══ Provided data
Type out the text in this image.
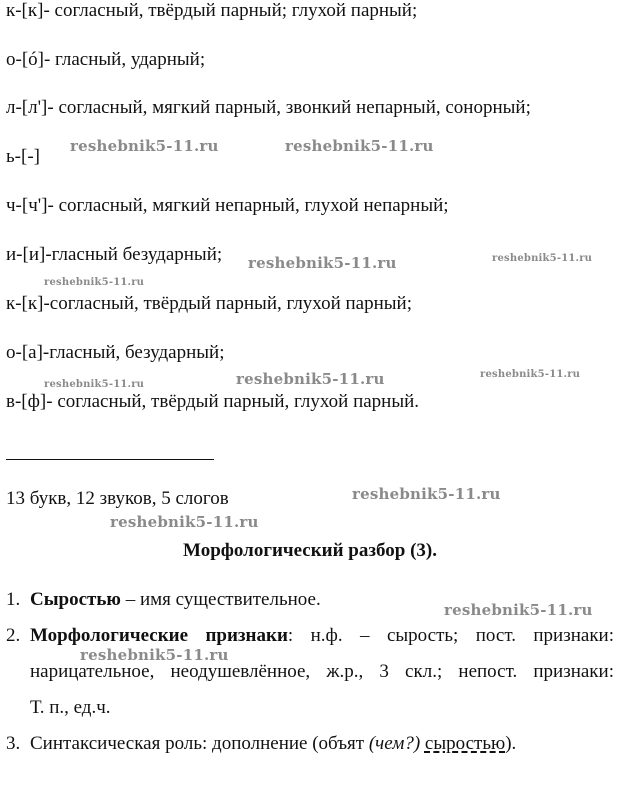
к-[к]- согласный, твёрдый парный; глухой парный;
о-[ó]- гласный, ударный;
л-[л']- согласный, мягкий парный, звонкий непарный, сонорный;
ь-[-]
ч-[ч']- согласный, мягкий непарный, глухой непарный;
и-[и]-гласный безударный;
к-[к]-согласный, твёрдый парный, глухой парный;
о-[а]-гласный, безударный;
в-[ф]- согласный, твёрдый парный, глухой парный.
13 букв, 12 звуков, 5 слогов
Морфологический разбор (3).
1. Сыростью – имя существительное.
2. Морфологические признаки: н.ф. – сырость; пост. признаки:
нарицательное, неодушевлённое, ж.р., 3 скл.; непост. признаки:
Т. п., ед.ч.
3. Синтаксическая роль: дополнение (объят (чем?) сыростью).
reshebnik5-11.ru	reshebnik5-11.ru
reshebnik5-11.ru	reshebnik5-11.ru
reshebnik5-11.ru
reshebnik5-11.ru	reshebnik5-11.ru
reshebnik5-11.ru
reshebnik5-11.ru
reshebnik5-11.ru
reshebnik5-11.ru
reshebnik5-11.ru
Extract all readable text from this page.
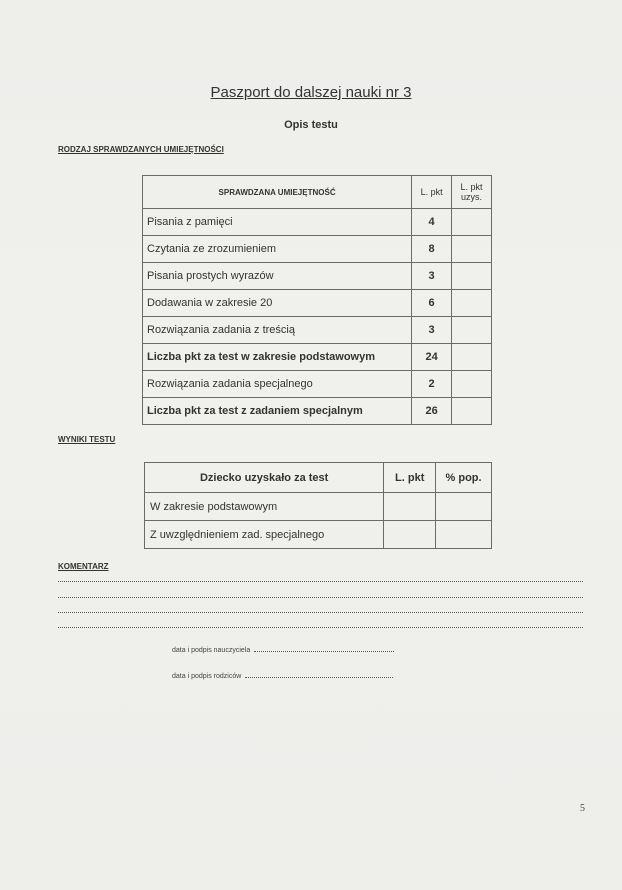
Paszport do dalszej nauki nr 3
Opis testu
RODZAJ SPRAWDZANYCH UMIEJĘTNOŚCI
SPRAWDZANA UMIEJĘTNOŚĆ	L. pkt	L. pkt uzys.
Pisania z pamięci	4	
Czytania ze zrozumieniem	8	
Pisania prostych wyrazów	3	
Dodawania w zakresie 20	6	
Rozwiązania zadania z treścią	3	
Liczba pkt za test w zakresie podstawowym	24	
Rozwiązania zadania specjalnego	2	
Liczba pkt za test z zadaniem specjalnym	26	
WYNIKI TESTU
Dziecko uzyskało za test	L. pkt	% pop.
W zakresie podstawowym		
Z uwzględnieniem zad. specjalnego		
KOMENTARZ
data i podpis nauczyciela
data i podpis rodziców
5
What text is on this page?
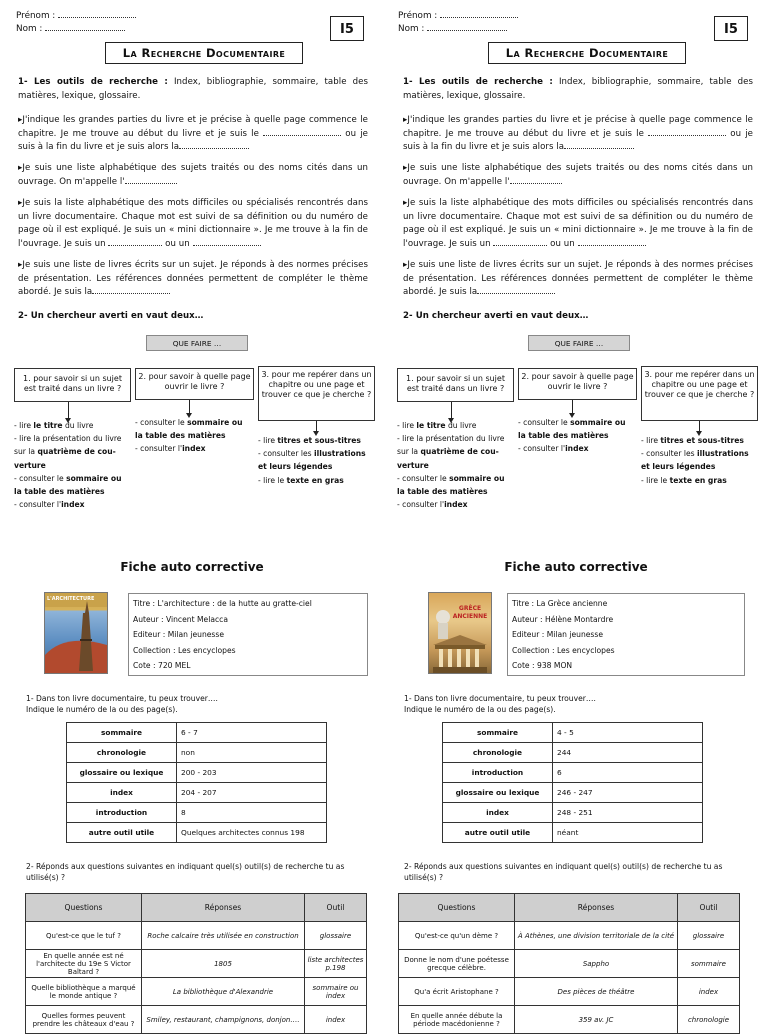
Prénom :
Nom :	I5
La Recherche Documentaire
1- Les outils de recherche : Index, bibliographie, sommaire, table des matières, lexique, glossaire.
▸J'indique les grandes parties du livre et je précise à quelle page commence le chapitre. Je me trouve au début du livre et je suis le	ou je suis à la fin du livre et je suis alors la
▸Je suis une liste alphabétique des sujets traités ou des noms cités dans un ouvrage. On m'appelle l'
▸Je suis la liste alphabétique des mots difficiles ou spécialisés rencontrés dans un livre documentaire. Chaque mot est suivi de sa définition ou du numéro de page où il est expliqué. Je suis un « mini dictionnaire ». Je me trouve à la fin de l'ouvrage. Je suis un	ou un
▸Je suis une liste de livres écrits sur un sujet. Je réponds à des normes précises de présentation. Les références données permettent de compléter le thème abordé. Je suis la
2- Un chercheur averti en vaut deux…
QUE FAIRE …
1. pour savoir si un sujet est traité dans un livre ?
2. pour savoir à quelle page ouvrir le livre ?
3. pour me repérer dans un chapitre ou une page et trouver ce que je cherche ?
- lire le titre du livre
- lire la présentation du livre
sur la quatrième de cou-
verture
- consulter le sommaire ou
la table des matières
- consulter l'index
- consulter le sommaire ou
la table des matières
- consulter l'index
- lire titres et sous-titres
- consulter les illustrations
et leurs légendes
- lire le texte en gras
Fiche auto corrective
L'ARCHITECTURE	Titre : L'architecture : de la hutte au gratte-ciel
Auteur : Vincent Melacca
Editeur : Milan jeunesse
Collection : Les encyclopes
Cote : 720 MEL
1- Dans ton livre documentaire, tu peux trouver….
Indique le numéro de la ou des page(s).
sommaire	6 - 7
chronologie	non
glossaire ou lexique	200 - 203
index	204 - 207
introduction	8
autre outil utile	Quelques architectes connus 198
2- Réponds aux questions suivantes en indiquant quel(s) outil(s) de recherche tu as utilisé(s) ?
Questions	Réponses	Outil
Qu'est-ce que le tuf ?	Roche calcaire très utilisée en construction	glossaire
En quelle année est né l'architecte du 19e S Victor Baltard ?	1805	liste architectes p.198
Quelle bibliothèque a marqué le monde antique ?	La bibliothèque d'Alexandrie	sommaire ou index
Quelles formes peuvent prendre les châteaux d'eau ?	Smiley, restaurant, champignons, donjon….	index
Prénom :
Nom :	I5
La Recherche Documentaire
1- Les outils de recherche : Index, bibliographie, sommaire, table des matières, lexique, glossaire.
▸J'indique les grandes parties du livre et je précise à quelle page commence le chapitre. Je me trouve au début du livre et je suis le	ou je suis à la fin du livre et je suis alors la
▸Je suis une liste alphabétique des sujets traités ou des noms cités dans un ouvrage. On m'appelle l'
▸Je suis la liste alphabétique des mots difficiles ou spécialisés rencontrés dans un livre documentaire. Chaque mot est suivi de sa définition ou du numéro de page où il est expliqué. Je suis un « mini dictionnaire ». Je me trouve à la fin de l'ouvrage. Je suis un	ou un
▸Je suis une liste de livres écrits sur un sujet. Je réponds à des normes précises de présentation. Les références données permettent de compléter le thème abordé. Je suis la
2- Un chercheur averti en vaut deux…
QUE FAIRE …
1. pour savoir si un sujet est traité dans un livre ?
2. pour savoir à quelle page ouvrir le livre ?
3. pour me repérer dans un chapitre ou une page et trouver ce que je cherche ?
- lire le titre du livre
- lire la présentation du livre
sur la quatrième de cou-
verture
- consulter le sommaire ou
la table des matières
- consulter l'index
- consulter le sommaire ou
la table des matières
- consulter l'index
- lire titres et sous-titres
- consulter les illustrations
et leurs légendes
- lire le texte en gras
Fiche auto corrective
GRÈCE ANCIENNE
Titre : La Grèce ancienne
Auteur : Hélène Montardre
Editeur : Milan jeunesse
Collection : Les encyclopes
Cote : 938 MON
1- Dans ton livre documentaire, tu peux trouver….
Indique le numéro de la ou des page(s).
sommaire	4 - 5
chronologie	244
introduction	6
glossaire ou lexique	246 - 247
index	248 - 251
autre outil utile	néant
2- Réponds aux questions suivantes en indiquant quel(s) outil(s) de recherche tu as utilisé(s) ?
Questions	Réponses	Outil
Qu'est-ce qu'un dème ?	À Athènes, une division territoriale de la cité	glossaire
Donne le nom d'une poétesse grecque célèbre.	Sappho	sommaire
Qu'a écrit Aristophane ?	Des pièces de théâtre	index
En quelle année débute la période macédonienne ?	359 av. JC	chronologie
════
══ Provided data
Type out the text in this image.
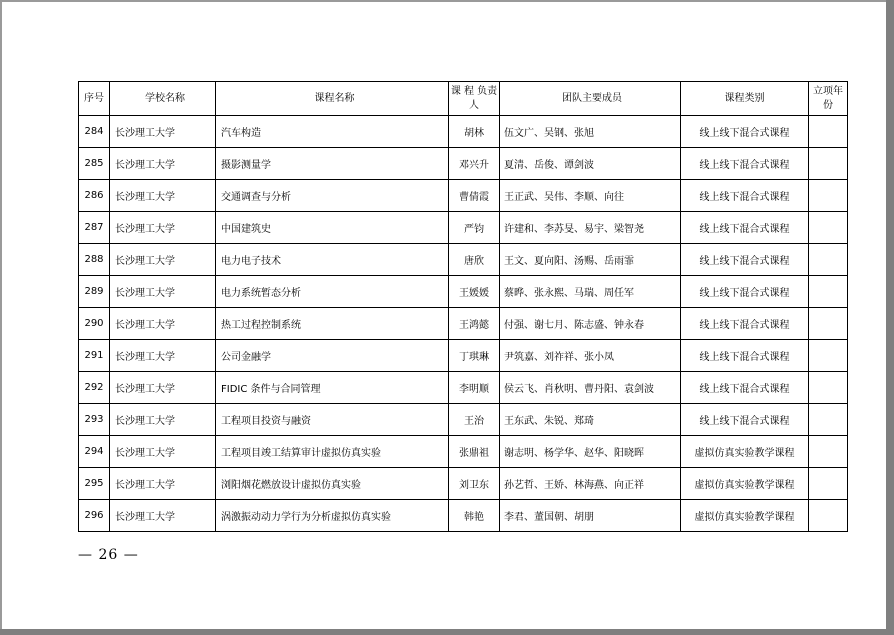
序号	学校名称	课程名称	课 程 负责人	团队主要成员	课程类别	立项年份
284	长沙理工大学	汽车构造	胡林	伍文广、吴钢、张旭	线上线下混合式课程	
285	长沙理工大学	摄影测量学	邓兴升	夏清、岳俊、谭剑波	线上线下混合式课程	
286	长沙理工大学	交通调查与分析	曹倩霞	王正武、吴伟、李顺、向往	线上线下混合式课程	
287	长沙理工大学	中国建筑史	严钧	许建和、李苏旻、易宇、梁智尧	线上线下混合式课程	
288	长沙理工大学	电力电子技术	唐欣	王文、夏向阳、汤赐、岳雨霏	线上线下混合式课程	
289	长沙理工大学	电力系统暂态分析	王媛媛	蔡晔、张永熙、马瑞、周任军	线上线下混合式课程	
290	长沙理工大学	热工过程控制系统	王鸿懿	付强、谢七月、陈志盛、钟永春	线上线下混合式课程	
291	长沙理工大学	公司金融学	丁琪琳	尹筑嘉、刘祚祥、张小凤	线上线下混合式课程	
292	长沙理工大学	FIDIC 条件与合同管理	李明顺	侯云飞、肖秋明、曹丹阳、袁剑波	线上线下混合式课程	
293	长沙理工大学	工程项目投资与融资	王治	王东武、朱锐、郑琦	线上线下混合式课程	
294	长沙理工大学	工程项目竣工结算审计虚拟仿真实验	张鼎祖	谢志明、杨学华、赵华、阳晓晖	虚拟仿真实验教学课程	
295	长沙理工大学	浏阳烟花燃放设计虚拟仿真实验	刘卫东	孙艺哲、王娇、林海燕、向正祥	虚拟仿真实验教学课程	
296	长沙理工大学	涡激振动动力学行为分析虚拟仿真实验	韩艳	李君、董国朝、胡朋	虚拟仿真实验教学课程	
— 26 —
════
══ Provided data
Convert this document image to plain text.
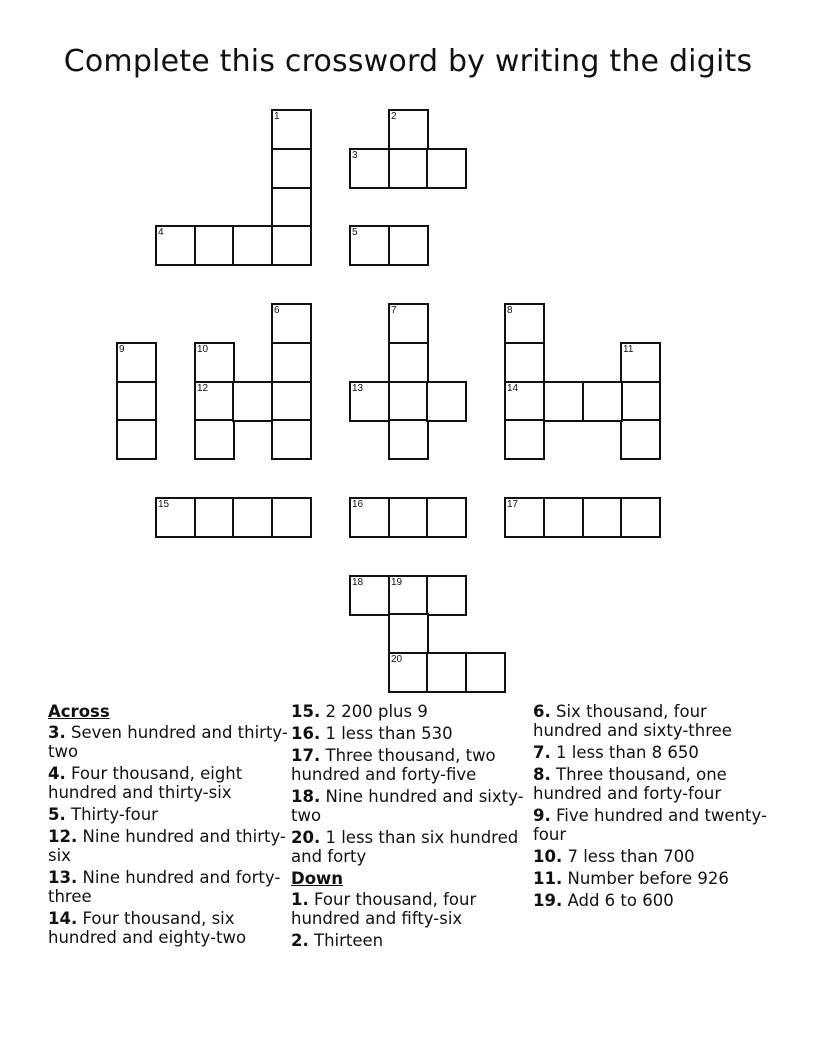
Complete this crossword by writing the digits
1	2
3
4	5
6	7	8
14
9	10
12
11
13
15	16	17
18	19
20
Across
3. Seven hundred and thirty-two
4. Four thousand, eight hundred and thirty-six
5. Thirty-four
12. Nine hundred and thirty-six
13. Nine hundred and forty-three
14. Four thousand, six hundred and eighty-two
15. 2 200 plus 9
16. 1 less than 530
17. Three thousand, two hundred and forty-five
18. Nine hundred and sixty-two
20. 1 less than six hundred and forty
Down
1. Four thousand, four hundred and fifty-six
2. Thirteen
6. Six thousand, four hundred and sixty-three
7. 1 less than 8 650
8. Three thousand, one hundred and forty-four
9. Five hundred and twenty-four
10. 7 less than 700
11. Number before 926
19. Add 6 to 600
════
* [The problem]: Where a line of the material above holds the string "sixty", copy that line.

* [Response]:
18. Nine hundred and sixty-two
6. Six thousand, four hundred and sixty-three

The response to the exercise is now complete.